PROMPT A
Repeat the records word for word, from their first line through the line holding "bar <box>408 391 1102 477</box>", both lines included.

TEXT EXTRACT
There is a minimal fallback implememted for use without PyICU, which is only sufficient to pass the integration tests.

Contributing

Commit convention:

Style constraints:

Coding constraints:

  • Objects that are not supposed to be used outside the current scope MUST be named starting with _ (underscore): PEP 316

For your convenience, pre-commit hooks are configured to check against these constraints. Provided, you have installed the development requirements (see above), activate pre-commit to run on every git commit:

pre-commit install

Also, a helper with conventional commits is installed with the development requirements that you could leverage to easily comply with it. Just use cz c instead of git commit

Testing

Unit Tests

pytest

Integration Tests

For Integration tests create a project in TextGridLab and get a SessionID.

Then create a file '.env' containing the following entries:

SESSION_ID=YOUR-SESSION-ID
PROJECT_ID=YOUR-PROJECT-ID

For testing on another TextGrid server than the default production system you may also set the TEXTGRID_HOST environment variable.

PROMPT B
Reproduce the contributing and testing notes verbatim between "Then create a" and "TEXTGRID_HOST environment variable.", inclusive.

SUPPLIED RECORDS
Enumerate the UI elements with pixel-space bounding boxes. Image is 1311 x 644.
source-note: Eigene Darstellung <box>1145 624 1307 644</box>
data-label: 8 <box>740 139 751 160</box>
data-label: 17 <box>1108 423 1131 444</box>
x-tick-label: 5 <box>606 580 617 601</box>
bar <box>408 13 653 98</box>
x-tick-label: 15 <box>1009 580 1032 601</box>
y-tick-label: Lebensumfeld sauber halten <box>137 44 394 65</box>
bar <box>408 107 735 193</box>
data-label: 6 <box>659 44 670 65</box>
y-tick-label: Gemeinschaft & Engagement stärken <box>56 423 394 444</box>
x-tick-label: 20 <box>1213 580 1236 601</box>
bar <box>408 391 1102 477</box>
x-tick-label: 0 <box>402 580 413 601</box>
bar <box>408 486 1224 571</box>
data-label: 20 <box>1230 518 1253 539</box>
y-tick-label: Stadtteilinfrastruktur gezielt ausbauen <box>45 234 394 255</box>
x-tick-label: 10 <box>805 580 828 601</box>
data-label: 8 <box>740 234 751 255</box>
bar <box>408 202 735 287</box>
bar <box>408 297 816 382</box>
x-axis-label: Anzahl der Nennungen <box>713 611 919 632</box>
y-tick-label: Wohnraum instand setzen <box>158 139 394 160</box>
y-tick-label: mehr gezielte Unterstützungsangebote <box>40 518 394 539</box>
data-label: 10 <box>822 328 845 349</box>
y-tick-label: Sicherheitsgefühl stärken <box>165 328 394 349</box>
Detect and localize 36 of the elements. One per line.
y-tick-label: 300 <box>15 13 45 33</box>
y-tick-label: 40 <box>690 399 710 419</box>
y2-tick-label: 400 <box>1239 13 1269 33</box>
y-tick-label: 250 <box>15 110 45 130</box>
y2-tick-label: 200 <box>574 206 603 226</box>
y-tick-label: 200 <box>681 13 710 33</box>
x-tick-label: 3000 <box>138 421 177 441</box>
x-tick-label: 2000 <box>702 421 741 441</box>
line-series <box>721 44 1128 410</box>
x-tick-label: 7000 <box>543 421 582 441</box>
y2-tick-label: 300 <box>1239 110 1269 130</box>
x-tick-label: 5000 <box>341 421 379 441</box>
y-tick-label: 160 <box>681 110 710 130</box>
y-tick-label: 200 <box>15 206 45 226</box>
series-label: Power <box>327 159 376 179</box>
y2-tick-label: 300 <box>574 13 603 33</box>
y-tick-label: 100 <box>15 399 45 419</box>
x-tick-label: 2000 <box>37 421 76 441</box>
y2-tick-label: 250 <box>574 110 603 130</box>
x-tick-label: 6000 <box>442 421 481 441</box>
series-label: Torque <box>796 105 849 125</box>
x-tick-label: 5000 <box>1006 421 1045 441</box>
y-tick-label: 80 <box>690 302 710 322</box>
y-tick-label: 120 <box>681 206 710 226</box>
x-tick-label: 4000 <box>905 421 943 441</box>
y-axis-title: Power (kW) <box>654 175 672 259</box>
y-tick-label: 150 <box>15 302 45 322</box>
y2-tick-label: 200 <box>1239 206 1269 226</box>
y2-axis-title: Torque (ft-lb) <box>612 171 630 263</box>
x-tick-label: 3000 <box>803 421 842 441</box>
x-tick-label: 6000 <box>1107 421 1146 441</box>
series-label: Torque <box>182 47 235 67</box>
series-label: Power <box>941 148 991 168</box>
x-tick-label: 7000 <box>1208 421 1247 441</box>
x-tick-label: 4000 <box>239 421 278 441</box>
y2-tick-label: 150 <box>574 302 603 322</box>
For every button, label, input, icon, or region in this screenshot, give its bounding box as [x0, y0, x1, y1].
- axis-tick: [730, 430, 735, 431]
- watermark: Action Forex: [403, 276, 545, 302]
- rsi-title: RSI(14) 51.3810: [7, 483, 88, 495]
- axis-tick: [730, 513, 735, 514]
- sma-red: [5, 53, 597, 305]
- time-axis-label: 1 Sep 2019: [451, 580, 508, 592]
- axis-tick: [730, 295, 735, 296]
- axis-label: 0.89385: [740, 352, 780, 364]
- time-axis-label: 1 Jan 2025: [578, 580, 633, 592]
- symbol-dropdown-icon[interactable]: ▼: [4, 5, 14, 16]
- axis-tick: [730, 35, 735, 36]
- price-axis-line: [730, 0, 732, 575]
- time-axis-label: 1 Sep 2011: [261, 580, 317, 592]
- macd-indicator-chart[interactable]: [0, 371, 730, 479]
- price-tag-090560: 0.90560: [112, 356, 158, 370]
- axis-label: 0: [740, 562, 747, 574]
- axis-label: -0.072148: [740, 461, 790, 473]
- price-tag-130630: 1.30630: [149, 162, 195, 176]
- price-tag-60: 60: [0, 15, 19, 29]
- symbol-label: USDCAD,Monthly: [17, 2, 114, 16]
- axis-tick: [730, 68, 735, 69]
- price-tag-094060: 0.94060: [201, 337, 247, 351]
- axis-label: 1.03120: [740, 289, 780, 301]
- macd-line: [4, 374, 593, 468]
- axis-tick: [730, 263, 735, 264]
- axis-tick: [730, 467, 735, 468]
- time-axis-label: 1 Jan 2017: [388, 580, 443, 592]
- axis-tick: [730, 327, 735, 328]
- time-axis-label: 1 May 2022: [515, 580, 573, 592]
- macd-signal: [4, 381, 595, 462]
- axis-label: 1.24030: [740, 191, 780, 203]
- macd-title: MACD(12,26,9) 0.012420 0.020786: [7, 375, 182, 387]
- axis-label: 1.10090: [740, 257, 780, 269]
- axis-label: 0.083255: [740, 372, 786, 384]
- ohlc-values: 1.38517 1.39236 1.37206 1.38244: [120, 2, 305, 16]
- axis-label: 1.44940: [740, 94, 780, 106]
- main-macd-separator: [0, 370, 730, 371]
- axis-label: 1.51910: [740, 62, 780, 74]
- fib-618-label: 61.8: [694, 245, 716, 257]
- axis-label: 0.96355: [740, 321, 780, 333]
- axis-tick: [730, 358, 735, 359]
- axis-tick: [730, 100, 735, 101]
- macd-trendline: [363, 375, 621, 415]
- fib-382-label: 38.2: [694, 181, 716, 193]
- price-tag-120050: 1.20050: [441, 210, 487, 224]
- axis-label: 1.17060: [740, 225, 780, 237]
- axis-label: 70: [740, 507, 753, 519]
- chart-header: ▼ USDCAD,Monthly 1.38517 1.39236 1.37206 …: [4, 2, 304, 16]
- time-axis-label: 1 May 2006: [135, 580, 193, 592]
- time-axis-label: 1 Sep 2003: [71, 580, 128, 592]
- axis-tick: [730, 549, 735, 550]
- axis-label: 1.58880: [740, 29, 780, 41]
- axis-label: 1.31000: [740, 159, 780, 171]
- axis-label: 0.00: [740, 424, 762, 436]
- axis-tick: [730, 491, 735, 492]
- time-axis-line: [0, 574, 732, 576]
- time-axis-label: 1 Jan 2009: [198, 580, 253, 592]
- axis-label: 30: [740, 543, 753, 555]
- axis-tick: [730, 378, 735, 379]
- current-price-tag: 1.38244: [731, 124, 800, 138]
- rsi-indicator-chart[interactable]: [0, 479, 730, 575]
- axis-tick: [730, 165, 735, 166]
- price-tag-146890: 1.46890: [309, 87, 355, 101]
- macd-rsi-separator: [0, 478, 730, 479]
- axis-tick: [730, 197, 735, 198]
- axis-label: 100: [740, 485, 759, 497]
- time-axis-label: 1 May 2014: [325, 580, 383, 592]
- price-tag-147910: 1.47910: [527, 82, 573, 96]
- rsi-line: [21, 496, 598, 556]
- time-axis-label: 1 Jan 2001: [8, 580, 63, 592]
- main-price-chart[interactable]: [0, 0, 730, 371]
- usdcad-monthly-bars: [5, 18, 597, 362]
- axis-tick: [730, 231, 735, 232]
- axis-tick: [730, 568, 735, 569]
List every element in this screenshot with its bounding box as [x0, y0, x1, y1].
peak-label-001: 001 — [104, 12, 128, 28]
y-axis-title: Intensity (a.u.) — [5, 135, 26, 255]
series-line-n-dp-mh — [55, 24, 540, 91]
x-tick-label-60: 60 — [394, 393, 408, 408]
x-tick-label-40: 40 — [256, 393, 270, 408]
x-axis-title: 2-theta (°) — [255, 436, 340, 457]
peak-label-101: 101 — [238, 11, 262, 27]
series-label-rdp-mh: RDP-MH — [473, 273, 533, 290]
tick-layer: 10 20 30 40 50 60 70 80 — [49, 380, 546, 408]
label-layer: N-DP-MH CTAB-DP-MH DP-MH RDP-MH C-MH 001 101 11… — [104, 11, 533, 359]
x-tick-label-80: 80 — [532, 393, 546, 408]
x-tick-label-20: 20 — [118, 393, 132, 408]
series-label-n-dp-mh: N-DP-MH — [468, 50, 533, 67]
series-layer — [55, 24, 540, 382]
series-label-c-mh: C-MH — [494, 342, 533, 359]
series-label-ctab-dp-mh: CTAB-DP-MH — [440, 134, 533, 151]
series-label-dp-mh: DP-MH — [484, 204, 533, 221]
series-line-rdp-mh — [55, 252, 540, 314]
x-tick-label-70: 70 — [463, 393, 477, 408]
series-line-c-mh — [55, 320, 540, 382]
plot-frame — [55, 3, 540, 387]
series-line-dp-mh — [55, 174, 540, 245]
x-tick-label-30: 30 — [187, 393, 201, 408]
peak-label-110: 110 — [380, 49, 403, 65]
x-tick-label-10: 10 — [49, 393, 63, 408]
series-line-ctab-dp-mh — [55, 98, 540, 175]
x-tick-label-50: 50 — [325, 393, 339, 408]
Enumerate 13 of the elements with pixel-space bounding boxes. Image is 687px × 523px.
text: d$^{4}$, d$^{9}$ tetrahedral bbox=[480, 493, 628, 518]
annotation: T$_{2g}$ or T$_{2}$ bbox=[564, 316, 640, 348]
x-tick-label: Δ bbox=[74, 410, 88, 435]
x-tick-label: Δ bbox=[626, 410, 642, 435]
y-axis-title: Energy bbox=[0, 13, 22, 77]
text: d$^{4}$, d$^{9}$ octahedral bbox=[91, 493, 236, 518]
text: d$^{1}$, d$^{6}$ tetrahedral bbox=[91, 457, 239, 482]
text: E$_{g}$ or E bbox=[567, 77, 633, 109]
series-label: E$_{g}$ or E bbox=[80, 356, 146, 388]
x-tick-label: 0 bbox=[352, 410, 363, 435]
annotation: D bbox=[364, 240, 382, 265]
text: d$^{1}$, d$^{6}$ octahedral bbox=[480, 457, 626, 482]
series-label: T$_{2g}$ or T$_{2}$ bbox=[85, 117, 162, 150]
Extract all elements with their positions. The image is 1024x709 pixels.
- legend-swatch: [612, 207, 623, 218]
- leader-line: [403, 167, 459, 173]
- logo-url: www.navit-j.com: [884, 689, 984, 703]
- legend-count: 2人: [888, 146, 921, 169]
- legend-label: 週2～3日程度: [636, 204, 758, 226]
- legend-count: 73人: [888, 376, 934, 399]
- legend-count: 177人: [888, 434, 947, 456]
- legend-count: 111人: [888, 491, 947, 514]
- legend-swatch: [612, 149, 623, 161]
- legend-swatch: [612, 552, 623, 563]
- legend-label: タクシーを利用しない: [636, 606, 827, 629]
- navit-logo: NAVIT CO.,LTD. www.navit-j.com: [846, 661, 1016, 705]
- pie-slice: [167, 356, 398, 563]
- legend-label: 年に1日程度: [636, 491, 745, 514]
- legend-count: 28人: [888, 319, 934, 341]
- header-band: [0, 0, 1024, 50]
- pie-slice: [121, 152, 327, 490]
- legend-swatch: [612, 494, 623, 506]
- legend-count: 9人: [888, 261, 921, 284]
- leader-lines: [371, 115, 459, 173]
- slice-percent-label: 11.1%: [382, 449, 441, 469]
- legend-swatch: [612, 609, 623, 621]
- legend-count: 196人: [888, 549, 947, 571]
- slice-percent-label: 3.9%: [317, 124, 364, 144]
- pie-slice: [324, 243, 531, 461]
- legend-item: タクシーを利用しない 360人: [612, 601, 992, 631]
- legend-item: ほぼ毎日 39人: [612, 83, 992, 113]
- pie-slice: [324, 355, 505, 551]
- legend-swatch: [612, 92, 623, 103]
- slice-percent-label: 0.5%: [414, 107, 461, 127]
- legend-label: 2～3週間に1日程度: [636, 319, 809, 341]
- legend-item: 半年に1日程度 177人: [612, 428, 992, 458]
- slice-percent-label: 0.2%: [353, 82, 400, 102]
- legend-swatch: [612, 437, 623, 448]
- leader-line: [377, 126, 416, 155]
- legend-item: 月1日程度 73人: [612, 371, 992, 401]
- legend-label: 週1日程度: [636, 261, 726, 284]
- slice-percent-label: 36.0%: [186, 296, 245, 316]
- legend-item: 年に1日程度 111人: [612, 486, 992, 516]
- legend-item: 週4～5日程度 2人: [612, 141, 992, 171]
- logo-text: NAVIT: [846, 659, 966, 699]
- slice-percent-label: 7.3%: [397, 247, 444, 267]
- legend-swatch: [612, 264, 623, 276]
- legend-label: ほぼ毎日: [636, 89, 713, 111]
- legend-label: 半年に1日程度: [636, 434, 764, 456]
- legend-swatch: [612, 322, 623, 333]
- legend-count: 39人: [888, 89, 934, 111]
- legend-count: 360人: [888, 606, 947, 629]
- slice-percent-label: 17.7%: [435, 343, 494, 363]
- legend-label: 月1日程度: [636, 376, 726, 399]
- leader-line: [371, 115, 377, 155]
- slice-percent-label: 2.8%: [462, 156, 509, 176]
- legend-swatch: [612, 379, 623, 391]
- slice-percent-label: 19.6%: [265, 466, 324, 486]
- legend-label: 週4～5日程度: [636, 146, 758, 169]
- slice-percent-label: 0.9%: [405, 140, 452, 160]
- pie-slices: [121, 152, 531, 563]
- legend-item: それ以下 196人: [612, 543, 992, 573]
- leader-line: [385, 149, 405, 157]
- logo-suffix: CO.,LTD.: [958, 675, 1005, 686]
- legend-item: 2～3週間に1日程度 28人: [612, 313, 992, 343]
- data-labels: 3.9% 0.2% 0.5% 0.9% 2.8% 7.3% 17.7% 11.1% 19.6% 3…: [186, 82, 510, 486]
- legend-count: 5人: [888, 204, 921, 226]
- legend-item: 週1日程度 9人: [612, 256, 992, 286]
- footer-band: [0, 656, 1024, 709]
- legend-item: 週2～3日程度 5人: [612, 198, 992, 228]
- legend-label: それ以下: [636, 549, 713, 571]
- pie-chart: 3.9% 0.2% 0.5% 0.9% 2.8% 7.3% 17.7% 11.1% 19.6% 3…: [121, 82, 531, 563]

WRITTEN SOLUTION A
Enumerate the UI elements with pixel-space bounding boxes. Image is 1311 x 644.
source-note: Eigene Darstellung <box>1145 624 1307 644</box>
data-label: 8 <box>740 139 751 160</box>
data-label: 17 <box>1108 423 1131 444</box>
x-tick-label: 5 <box>606 580 617 601</box>
bar <box>408 13 653 98</box>
x-tick-label: 15 <box>1009 580 1032 601</box>
y-tick-label: Lebensumfeld sauber halten <box>137 44 394 65</box>
bar <box>408 107 735 193</box>
data-label: 6 <box>659 44 670 65</box>
y-tick-label: Gemeinschaft & Engagement stärken <box>56 423 394 444</box>
x-tick-label: 20 <box>1213 580 1236 601</box>
bar <box>408 391 1102 477</box>

WRITTEN SOLUTION B
Then create a file '.env' containing the following entries:

SESSION_ID=YOUR-SESSION-ID
PROJECT_ID=YOUR-PROJECT-ID

For testing on another TextGrid server than the default production system you may also set the TEXTGRID_HOST environment variable.